### TO BE DONE
The records that follow need to be output exactly as they are.

### SUPPLIED DATA
§

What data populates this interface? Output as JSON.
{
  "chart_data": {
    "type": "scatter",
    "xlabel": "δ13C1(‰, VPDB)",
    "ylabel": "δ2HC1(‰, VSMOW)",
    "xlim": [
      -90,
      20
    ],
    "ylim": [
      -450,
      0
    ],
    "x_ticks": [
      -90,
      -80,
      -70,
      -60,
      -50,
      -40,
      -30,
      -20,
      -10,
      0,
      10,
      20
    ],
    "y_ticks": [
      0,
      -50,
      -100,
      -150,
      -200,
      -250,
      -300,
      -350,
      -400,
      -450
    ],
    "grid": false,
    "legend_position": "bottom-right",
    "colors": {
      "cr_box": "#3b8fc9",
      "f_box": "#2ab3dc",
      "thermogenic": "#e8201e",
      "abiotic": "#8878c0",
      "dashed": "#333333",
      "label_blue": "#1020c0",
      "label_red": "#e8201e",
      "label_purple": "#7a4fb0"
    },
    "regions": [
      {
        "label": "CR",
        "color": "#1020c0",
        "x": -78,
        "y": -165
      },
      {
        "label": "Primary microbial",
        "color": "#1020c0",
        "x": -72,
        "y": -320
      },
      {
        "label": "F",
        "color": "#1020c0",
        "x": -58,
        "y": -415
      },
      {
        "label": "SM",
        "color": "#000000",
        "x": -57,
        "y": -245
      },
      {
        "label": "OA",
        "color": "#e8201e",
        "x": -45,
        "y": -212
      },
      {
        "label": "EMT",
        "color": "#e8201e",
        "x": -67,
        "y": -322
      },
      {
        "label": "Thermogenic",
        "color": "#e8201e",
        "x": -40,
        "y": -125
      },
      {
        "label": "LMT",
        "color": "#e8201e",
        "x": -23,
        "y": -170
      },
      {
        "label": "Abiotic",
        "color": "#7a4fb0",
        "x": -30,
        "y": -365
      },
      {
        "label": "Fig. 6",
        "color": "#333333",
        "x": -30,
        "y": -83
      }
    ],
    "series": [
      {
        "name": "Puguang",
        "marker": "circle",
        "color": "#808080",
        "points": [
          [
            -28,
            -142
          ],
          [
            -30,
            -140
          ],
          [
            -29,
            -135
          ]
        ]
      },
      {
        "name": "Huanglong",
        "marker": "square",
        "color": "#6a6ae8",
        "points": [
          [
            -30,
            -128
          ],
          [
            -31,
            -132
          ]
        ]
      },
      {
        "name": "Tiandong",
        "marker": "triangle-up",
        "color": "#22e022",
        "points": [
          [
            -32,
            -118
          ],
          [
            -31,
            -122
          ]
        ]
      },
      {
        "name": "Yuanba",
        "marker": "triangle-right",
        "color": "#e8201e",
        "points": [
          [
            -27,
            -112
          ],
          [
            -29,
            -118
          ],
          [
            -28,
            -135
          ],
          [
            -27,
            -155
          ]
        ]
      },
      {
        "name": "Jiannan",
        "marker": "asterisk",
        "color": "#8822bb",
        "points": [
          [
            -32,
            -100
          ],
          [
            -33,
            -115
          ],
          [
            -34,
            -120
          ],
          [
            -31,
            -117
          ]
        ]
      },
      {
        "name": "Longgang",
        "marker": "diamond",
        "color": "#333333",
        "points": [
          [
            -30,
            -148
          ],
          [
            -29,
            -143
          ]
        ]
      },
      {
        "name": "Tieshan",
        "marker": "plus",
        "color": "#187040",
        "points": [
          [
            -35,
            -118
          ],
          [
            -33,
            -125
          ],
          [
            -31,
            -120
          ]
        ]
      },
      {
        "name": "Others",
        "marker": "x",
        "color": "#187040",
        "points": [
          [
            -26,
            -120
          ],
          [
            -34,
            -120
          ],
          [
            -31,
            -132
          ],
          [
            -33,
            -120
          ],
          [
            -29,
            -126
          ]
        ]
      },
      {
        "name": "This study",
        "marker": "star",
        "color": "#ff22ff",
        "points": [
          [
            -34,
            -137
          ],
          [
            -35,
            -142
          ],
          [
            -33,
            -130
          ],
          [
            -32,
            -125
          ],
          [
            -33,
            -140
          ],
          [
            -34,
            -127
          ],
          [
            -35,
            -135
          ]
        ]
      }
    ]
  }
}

§

### SOLVED PROBLEM
What data populates this interface? Output as JSON.
{
  "chart_data": {
    "type": "scatter",
    "xlabel": "δ13C1(‰, VPDB)",
    "ylabel": "δ2HC1(‰, VSMOW)",
    "xlim": [
      -90,
      20
    ],
    "ylim": [
      -450,
      0
    ],
    "x_ticks": [
      -90,
      -80,
      -70,
      -60,
      -50,
      -40,
      -30,
      -20,
      -10,
      0,
      10,
      20
    ],
    "y_ticks": [
      0,
      -50,
      -100,
      -150,
      -200,
      -250,
      -300,
      -350,
      -400,
      -450
    ],
    "grid": false,
    "legend_position": "bottom-right",
    "colors": {
      "cr_box": "#3b8fc9",
      "f_box": "#2ab3dc",
      "thermogenic": "#e8201e",
      "abiotic": "#8878c0",
      "dashed": "#333333",
      "label_blue": "#1020c0",
      "label_red": "#e8201e",
      "label_purple": "#7a4fb0"
    },
    "regions": [
      {
        "label": "CR",
        "color": "#1020c0",
        "x": -78,
        "y": -165
      },
      {
        "label": "Primary microbial",
        "color": "#1020c0",
        "x": -72,
        "y": -320
      },
      {
        "label": "F",
        "color": "#1020c0",
        "x": -58,
        "y": -415
      },
      {
        "label": "SM",
        "color": "#000000",
        "x": -57,
        "y": -245
      },
      {
        "label": "OA",
        "color": "#e8201e",
        "x": -45,
        "y": -212
      },
      {
        "label": "EMT",
        "color": "#e8201e",
        "x": -67,
        "y": -322
      },
      {
        "label": "Thermogenic",
        "color": "#e8201e",
        "x": -40,
        "y": -125
      },
      {
        "label": "LMT",
        "color": "#e8201e",
        "x": -23,
        "y": -170
      },
      {
        "label": "Abiotic",
        "color": "#7a4fb0",
        "x": -30,
        "y": -365
      },
      {
        "label": "Fig. 6",
        "color": "#333333",
        "x": -30,
        "y": -83
      }
    ],
    "series": [
      {
        "name": "Puguang",
        "marker": "circle",
        "color": "#808080",
        "points": [
          [
            -28,
            -142
          ],
          [
            -30,
            -140
          ],
          [
            -29,
            -135
          ]
        ]
      },
      {
        "name": "Huanglong",
        "marker": "square",
        "color": "#6a6ae8",
        "points": [
          [
            -30,
            -128
          ],
          [
            -31,
            -132
          ]
        ]
      },
      {
        "name": "Tiandong",
        "marker": "triangle-up",
        "color": "#22e022",
        "points": [
          [
            -32,
            -118
          ],
          [
            -31,
            -122
          ]
        ]
      },
      {
        "name": "Yuanba",
        "marker": "triangle-right",
        "color": "#e8201e",
        "points": [
          [
            -27,
            -112
          ],
          [
            -29,
            -118
          ],
          [
            -28,
            -135
          ],
          [
            -27,
            -155
          ]
        ]
      },
      {
        "name": "Jiannan",
        "marker": "asterisk",
        "color": "#8822bb",
        "points": [
          [
            -32,
            -100
          ],
          [
            -33,
            -115
          ],
          [
            -34,
            -120
          ],
          [
            -31,
            -117
          ]
        ]
      },
      {
        "name": "Longgang",
        "marker": "diamond",
        "color": "#333333",
        "points": [
          [
            -30,
            -148
          ],
          [
            -29,
            -143
          ]
        ]
      },
      {
        "name": "Tieshan",
        "marker": "plus",
        "color": "#187040",
        "points": [
          [
            -35,
            -118
          ],
          [
            -33,
            -125
          ],
          [
            -31,
            -120
          ]
        ]
      },
      {
        "name": "Others",
        "marker": "x",
        "color": "#187040",
        "points": [
          [
            -26,
            -120
          ],
          [
            -34,
            -120
          ],
          [
            -31,
            -132
          ],
          [
            -33,
            -120
          ],
          [
            -29,
            -126
          ]
        ]
      },
      {
        "name": "This study",
        "marker": "star",
        "color": "#ff22ff",
        "points": [
          [
            -34,
            -137
          ],
          [
            -35,
            -142
          ],
          [
            -33,
            -130
          ],
          [
            -32,
            -125
          ],
          [
            -33,
            -140
          ],
          [
            -34,
            -127
          ],
          [
            -35,
            -135
          ]
        ]
      }
    ]
  }
}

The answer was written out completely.